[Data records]
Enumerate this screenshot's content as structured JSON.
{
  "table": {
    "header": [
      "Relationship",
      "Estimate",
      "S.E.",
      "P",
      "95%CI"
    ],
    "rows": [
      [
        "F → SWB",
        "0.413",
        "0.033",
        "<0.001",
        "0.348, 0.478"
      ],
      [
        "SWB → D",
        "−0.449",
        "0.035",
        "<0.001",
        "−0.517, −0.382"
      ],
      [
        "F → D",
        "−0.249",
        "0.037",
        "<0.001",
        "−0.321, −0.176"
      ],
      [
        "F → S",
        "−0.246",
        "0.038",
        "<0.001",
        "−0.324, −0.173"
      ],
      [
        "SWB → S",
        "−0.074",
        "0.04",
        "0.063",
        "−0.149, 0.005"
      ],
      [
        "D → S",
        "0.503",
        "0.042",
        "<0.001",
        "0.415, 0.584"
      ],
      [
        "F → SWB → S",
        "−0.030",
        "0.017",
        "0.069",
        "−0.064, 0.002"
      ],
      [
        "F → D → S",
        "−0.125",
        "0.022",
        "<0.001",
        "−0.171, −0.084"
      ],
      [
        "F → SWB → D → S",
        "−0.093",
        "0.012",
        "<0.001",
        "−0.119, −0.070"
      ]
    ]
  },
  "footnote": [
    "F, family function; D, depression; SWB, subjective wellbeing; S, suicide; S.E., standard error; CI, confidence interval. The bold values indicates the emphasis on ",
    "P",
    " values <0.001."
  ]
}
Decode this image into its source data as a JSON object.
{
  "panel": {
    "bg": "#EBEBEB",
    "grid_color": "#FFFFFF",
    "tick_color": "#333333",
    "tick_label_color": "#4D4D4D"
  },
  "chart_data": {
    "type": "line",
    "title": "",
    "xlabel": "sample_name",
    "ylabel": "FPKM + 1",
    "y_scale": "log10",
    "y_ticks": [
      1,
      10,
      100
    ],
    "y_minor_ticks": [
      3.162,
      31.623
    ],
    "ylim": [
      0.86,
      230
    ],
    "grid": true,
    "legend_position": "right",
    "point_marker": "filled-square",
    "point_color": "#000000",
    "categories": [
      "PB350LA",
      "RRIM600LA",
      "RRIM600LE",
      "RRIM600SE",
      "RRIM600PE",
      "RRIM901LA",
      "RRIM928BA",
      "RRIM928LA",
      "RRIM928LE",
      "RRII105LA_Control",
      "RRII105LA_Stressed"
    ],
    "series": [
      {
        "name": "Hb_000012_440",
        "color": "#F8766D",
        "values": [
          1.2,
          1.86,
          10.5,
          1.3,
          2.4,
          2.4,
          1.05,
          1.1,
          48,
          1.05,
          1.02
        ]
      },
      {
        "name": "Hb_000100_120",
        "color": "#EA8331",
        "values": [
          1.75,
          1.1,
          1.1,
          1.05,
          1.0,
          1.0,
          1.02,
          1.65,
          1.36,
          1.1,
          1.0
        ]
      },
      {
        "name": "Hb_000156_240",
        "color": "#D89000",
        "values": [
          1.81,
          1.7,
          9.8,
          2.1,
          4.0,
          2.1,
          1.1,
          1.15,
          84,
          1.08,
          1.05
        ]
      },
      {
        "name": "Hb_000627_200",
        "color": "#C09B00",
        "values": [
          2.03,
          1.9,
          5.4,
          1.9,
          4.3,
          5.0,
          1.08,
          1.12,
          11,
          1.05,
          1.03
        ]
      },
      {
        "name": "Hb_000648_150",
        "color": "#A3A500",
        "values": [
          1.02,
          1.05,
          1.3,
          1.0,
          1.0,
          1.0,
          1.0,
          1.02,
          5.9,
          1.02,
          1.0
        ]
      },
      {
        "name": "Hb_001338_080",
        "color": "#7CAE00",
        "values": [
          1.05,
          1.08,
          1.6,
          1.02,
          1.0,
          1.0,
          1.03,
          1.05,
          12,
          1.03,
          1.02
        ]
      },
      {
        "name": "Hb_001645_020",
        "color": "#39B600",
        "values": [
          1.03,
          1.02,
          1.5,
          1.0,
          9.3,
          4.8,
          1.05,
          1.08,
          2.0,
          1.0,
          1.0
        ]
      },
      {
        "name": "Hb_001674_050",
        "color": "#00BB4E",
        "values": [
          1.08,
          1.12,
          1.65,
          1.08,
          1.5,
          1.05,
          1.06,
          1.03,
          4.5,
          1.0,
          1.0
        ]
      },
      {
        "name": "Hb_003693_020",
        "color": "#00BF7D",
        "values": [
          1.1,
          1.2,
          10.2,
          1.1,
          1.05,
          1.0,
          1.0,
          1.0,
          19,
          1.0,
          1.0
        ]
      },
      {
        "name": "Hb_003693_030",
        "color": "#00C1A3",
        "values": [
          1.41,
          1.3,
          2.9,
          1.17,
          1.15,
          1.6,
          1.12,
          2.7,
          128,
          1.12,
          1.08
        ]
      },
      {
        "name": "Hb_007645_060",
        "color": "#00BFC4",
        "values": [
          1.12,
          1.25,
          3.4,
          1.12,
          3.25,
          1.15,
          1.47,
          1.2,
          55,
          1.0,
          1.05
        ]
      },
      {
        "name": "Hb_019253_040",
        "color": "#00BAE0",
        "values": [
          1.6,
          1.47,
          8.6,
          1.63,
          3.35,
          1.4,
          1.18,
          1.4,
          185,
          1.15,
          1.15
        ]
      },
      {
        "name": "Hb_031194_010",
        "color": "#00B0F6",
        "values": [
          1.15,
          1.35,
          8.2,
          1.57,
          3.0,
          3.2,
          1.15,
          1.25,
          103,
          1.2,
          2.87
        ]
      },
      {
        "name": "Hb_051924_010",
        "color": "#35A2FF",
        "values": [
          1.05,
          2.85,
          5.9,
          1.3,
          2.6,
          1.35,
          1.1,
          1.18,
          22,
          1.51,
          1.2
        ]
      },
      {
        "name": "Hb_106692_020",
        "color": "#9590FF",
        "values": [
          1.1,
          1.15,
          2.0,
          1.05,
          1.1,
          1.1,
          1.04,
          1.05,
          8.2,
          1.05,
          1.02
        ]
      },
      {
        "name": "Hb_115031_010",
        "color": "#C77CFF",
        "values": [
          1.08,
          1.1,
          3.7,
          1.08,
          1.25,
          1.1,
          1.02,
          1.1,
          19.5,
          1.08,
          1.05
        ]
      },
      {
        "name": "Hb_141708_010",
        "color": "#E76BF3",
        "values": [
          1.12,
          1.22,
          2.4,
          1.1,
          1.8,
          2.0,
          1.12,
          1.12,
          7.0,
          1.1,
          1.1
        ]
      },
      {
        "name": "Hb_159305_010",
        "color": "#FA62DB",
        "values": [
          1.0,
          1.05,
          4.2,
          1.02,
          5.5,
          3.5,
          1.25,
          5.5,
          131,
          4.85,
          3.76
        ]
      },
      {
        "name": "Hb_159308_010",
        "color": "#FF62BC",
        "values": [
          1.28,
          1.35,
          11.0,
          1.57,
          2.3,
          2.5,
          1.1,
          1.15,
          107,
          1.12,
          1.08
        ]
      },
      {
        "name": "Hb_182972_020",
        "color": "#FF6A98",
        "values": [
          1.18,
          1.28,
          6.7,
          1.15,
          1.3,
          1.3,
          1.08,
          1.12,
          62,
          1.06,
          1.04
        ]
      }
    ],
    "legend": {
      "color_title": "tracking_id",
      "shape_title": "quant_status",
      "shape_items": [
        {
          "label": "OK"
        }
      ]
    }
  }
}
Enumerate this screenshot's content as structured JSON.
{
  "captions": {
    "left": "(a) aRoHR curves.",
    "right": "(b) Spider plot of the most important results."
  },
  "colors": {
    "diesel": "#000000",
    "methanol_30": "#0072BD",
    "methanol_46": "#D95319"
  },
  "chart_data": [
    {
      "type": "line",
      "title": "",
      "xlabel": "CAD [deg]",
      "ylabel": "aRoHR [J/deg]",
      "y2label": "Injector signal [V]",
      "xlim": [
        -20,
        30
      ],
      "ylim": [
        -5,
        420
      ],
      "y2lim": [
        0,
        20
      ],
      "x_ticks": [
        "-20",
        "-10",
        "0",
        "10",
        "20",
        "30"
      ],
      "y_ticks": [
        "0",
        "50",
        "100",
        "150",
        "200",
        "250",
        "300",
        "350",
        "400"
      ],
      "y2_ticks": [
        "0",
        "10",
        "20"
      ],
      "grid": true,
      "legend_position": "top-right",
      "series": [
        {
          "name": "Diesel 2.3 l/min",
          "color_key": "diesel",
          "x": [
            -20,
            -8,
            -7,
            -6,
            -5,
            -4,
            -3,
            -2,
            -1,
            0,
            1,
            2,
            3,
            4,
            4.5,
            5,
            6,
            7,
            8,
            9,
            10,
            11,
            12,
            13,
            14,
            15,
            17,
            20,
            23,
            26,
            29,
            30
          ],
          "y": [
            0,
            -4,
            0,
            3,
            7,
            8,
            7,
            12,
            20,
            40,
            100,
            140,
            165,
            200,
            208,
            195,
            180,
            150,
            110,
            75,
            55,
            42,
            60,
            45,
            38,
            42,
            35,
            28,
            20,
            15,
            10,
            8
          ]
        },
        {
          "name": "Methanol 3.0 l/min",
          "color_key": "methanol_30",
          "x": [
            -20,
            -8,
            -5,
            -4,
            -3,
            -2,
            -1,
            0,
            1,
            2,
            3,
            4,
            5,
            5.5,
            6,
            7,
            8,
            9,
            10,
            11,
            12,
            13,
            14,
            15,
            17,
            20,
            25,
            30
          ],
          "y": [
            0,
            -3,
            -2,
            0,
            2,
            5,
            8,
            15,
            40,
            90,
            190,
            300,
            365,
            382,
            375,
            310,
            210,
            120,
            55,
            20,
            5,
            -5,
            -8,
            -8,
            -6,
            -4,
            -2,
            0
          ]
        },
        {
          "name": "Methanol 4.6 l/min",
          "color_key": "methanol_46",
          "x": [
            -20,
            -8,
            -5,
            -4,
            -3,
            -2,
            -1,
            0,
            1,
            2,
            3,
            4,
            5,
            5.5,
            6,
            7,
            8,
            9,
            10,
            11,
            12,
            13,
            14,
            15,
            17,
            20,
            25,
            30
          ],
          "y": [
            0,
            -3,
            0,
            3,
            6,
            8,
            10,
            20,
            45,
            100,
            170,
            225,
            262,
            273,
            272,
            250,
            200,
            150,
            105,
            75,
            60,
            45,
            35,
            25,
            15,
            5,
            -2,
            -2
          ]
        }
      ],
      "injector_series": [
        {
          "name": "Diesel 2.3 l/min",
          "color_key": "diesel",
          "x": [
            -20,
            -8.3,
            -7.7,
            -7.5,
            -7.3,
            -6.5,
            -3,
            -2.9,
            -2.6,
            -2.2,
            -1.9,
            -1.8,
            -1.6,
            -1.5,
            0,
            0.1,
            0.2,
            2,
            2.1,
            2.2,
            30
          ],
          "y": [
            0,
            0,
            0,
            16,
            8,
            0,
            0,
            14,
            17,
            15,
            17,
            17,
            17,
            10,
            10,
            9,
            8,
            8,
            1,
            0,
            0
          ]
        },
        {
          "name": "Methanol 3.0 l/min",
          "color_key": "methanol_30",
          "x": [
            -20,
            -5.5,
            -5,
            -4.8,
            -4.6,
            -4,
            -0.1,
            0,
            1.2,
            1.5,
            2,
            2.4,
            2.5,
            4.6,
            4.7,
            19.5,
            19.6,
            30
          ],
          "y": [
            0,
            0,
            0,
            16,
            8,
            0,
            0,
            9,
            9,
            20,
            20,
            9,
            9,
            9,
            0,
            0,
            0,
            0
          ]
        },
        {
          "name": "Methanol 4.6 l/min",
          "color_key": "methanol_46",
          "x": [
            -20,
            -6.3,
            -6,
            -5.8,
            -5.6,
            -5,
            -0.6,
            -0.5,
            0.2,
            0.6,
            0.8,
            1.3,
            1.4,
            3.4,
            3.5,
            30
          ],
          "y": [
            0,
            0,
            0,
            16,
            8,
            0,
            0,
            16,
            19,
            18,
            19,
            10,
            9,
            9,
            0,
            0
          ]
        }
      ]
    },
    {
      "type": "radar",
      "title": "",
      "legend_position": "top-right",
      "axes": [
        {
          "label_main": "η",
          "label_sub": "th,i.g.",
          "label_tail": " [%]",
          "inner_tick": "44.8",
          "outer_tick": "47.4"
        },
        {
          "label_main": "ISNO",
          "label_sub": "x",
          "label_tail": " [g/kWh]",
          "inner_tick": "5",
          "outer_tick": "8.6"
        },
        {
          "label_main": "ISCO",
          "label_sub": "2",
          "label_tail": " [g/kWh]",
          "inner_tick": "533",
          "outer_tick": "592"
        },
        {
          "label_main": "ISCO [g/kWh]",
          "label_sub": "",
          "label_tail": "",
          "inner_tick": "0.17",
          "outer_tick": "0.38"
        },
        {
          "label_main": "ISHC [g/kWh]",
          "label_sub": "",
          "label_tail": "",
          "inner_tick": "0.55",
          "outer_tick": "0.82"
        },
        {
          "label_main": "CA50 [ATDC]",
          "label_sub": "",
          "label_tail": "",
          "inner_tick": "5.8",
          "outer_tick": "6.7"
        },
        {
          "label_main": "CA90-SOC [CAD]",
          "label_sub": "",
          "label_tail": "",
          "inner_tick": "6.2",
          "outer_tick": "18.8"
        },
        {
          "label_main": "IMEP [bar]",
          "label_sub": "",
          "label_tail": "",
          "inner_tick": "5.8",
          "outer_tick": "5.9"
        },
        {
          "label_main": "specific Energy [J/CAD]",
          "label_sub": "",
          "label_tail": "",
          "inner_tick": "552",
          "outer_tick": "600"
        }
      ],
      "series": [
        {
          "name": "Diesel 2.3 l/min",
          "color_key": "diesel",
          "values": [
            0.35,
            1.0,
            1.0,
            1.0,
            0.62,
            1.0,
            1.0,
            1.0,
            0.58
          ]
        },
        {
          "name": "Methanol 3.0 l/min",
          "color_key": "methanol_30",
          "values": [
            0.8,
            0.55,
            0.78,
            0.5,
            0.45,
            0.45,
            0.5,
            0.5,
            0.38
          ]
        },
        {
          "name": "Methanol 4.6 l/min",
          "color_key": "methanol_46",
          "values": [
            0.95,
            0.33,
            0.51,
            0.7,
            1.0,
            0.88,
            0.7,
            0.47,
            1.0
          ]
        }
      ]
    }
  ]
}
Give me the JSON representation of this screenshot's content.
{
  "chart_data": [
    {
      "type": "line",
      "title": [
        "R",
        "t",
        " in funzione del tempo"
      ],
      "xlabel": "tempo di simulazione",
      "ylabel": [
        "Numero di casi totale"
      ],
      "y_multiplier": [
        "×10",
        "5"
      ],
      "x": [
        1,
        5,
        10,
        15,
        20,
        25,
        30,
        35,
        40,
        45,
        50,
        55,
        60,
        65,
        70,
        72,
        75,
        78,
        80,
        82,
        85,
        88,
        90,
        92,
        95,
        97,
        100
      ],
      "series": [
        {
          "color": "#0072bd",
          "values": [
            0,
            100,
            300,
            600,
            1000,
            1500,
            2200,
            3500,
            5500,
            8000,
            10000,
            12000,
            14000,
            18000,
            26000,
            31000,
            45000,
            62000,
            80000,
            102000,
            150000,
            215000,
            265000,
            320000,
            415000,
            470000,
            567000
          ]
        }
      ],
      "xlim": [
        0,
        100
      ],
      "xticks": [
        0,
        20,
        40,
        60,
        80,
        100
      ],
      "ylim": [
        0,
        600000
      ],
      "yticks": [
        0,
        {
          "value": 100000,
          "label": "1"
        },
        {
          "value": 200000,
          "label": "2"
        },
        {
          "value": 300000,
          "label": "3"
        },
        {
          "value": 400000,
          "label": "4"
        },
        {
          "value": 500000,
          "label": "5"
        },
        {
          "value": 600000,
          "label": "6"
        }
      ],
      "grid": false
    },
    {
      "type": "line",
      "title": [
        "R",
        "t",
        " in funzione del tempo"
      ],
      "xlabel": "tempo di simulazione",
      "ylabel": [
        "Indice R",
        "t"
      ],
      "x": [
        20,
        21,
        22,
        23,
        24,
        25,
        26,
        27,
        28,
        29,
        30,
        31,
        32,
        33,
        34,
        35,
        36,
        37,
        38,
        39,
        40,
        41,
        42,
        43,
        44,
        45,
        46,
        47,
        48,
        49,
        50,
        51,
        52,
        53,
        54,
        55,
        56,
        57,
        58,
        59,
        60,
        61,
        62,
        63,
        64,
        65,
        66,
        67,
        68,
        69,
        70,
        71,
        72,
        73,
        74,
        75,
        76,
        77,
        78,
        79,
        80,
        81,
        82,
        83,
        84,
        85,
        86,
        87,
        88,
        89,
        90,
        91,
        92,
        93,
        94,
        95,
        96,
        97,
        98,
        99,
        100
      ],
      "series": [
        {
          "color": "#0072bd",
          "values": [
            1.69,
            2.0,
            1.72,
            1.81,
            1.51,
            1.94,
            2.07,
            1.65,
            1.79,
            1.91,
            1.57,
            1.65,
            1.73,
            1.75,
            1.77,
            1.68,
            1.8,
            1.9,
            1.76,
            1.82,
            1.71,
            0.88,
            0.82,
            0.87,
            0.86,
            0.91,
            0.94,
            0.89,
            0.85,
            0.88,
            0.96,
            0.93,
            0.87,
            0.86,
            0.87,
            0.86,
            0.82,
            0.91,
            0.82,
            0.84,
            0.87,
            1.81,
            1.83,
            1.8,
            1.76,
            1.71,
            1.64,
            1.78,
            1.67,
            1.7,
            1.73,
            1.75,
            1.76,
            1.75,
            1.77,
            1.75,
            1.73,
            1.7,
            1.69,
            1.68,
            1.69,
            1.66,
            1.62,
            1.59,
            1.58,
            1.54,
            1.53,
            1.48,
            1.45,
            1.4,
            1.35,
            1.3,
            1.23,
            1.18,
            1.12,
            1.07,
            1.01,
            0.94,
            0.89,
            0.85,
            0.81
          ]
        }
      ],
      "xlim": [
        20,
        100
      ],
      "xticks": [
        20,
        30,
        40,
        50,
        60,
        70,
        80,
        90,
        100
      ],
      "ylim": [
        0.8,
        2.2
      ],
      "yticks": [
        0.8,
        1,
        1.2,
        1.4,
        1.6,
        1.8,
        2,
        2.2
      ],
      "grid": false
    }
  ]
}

_Required task_.
Of all the lines in the listing above, how many contain the word "aRoHR"? Answer with the number alone.

_Expected answer_.
2